Work required -> Write out the whole listing word for word.

[Start of Data entries]

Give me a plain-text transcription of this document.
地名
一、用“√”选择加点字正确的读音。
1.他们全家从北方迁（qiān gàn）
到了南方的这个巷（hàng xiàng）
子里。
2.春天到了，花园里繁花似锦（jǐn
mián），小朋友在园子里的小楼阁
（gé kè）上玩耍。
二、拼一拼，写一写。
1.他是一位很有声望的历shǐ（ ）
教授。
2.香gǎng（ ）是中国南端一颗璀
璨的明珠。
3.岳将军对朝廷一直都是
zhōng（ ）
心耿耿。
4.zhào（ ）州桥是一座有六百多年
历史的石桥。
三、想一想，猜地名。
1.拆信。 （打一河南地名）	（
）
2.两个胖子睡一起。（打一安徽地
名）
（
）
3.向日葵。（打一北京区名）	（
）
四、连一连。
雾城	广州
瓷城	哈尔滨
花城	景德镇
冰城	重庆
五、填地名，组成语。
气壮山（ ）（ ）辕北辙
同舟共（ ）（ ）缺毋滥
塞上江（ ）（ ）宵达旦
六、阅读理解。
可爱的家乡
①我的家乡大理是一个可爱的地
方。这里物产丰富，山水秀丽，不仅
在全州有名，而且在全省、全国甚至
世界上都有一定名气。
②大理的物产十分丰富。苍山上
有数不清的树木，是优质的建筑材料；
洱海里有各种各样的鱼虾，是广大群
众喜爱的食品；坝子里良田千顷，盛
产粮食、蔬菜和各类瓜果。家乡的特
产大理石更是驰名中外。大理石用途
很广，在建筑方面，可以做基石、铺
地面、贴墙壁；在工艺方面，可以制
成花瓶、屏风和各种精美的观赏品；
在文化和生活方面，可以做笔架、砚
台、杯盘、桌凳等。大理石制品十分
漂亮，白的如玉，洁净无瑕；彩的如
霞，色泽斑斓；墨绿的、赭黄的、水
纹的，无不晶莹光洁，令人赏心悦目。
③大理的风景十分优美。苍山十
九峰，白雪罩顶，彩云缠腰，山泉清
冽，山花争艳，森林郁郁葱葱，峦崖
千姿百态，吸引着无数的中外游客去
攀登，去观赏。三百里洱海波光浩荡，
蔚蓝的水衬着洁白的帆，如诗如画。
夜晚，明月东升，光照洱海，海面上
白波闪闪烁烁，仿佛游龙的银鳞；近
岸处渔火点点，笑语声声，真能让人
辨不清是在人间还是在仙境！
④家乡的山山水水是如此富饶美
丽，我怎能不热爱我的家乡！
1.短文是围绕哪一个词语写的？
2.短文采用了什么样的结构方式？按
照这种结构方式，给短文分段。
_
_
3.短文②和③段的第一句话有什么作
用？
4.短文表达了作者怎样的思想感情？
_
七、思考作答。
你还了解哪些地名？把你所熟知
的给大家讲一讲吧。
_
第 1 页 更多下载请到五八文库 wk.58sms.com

[End of Data entries]

Reply ->
Give me a plain-text transcription of this document.
地名
一、用“√”选择加点字正确的读音。
1.他们全家从北方迁（qiān gàn）
到了南方的这个巷（hàng xiàng）
子里。
2.春天到了，花园里繁花似锦（jǐn
mián），小朋友在园子里的小楼阁
（gé kè）上玩耍。
二、拼一拼，写一写。
1.他是一位很有声望的历shǐ（ ）
教授。
2.香gǎng（ ）是中国南端一颗璀
璨的明珠。
3.岳将军对朝廷一直都是
zhōng（ ）
心耿耿。
4.zhào（ ）州桥是一座有六百多年
历史的石桥。
三、想一想，猜地名。
1.拆信。 （打一河南地名）	（
）
2.两个胖子睡一起。（打一安徽地
名）
（
）
3.向日葵。（打一北京区名）	（
）
四、连一连。
雾城	广州
瓷城	哈尔滨
花城	景德镇
冰城	重庆
五、填地名，组成语。
气壮山（ ）（ ）辕北辙
同舟共（ ）（ ）缺毋滥
塞上江（ ）（ ）宵达旦
六、阅读理解。
可爱的家乡
①我的家乡大理是一个可爱的地
方。这里物产丰富，山水秀丽，不仅
在全州有名，而且在全省、全国甚至
世界上都有一定名气。
②大理的物产十分丰富。苍山上
有数不清的树木，是优质的建筑材料；
洱海里有各种各样的鱼虾，是广大群
众喜爱的食品；坝子里良田千顷，盛
产粮食、蔬菜和各类瓜果。家乡的特
产大理石更是驰名中外。大理石用途
很广，在建筑方面，可以做基石、铺
地面、贴墙壁；在工艺方面，可以制
成花瓶、屏风和各种精美的观赏品；
在文化和生活方面，可以做笔架、砚
台、杯盘、桌凳等。大理石制品十分
漂亮，白的如玉，洁净无瑕；彩的如
霞，色泽斑斓；墨绿的、赭黄的、水
纹的，无不晶莹光洁，令人赏心悦目。
③大理的风景十分优美。苍山十
九峰，白雪罩顶，彩云缠腰，山泉清
冽，山花争艳，森林郁郁葱葱，峦崖
千姿百态，吸引着无数的中外游客去
攀登，去观赏。三百里洱海波光浩荡，
蔚蓝的水衬着洁白的帆，如诗如画。
夜晚，明月东升，光照洱海，海面上
白波闪闪烁烁，仿佛游龙的银鳞；近
岸处渔火点点，笑语声声，真能让人
辨不清是在人间还是在仙境！
④家乡的山山水水是如此富饶美
丽，我怎能不热爱我的家乡！
1.短文是围绕哪一个词语写的？
2.短文采用了什么样的结构方式？按
照这种结构方式，给短文分段。
_
_
3.短文②和③段的第一句话有什么作
用？
4.短文表达了作者怎样的思想感情？
_
七、思考作答。
你还了解哪些地名？把你所熟知
的给大家讲一讲吧。
_
第 1 页 更多下载请到五八文库 wk.58sms.com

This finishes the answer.